**INSTRUCTION**
Pick out all lines with the word "ylabel" from the records that follow.

**RECORDS PROVIDED**
____________________

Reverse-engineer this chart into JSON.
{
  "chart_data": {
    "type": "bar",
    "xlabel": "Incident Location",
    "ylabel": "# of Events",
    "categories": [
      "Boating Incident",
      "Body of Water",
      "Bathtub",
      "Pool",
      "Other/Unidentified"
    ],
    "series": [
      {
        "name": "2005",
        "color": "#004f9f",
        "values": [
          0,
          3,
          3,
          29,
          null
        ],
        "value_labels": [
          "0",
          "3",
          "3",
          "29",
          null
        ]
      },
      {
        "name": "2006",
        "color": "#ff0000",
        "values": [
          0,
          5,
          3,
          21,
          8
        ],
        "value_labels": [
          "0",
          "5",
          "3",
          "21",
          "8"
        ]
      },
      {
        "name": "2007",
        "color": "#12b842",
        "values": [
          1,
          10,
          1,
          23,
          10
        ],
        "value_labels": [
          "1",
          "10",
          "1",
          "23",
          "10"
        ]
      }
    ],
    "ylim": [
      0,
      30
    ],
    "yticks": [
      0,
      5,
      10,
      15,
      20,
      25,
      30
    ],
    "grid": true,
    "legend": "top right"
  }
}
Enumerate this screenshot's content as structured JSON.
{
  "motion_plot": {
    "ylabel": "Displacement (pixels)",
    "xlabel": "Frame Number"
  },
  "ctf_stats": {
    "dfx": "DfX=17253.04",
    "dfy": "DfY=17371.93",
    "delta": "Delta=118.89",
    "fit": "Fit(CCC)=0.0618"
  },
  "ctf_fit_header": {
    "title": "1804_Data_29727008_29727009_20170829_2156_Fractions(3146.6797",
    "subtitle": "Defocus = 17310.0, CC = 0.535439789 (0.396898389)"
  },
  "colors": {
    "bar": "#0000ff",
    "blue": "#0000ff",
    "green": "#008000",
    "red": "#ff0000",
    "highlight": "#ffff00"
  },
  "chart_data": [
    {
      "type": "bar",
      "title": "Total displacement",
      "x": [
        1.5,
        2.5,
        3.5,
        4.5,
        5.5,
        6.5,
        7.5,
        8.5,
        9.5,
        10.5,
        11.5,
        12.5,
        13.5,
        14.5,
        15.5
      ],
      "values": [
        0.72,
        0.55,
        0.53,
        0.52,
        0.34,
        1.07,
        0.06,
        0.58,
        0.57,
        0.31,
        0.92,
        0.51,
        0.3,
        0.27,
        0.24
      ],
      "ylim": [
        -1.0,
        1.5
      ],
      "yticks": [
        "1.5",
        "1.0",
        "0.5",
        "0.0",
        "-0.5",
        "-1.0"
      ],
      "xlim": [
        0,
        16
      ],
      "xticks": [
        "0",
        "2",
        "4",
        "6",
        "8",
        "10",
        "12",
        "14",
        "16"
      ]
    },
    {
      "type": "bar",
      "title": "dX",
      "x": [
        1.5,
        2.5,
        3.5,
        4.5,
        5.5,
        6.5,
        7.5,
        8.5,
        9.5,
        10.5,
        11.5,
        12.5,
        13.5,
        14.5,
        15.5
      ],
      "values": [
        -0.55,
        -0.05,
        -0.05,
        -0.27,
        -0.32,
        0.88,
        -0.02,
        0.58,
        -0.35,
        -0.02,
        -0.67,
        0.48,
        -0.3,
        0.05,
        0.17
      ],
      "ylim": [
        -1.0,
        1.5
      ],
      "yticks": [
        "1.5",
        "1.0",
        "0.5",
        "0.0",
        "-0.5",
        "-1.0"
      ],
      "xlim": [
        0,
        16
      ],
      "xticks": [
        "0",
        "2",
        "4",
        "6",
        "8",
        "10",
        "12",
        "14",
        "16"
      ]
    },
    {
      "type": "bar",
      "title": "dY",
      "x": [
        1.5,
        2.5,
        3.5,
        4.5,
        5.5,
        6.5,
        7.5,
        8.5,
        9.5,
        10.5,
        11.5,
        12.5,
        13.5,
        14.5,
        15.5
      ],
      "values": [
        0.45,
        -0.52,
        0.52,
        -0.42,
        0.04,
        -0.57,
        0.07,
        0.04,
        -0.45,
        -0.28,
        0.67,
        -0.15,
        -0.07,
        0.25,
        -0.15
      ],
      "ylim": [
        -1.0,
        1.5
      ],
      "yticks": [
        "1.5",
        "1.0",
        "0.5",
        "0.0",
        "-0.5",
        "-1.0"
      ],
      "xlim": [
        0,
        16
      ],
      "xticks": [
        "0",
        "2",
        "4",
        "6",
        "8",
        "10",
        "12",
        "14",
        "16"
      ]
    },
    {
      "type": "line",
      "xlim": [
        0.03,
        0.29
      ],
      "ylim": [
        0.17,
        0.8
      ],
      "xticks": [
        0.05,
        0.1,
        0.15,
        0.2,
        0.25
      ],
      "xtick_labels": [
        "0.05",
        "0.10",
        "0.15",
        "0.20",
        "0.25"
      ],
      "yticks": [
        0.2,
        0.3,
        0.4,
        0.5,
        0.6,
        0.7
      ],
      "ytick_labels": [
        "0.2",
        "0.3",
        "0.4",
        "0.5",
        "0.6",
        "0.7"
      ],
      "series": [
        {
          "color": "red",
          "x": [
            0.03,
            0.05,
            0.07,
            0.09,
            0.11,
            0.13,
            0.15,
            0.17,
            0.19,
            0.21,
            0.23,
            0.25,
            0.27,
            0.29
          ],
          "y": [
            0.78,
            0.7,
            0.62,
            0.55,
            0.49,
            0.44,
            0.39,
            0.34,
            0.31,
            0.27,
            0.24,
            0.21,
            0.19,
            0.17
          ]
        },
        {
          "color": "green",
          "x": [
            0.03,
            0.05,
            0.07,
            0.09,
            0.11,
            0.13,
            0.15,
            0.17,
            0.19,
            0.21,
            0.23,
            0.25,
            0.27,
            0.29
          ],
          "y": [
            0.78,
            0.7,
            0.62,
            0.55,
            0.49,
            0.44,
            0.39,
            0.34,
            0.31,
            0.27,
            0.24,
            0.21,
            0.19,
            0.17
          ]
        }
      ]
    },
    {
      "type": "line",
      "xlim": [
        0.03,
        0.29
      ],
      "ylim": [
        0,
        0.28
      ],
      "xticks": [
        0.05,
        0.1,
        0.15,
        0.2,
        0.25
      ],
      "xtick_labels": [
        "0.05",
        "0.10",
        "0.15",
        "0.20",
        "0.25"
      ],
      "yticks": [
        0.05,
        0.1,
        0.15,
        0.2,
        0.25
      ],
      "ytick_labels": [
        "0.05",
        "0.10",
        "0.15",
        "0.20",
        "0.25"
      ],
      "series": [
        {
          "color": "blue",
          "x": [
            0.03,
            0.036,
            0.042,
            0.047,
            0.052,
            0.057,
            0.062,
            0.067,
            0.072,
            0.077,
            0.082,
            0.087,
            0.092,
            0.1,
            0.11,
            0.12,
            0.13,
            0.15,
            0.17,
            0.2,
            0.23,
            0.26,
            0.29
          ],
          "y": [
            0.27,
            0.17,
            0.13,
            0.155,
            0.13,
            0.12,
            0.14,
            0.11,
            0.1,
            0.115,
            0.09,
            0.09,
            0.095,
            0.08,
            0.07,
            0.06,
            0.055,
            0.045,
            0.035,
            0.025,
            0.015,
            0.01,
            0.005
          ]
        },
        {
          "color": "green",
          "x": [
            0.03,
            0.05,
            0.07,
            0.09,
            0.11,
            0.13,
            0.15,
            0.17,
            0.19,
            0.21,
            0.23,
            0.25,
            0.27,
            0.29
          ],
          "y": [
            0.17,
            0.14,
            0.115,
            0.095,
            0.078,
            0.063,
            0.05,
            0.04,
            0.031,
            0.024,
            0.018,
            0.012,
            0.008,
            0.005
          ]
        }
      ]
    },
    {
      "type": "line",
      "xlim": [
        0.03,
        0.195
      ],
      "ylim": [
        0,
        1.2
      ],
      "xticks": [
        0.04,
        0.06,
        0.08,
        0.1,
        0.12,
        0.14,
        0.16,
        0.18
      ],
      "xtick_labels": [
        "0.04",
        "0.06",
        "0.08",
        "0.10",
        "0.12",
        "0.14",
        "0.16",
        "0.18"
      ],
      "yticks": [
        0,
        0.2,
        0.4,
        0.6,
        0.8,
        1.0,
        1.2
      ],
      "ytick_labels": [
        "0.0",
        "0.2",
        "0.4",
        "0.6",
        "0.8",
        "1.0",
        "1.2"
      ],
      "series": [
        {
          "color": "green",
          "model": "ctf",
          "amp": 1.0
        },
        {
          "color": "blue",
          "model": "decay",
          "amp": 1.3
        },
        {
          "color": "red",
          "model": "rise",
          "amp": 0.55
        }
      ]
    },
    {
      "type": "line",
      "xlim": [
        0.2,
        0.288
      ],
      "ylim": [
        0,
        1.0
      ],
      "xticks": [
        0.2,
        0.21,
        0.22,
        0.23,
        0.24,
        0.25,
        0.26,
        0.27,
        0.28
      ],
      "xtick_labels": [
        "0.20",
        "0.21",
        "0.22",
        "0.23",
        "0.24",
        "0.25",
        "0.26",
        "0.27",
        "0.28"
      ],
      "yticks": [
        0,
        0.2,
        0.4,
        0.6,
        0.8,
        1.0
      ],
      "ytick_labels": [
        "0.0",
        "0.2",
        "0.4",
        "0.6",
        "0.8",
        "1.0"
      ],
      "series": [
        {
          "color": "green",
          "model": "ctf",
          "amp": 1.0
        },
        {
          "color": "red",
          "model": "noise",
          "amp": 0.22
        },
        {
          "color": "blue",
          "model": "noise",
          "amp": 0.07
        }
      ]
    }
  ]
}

____________________

**FULL ANSWER**
    "ylabel": "# of Events",
    "ylabel": "Displacement (pixels)",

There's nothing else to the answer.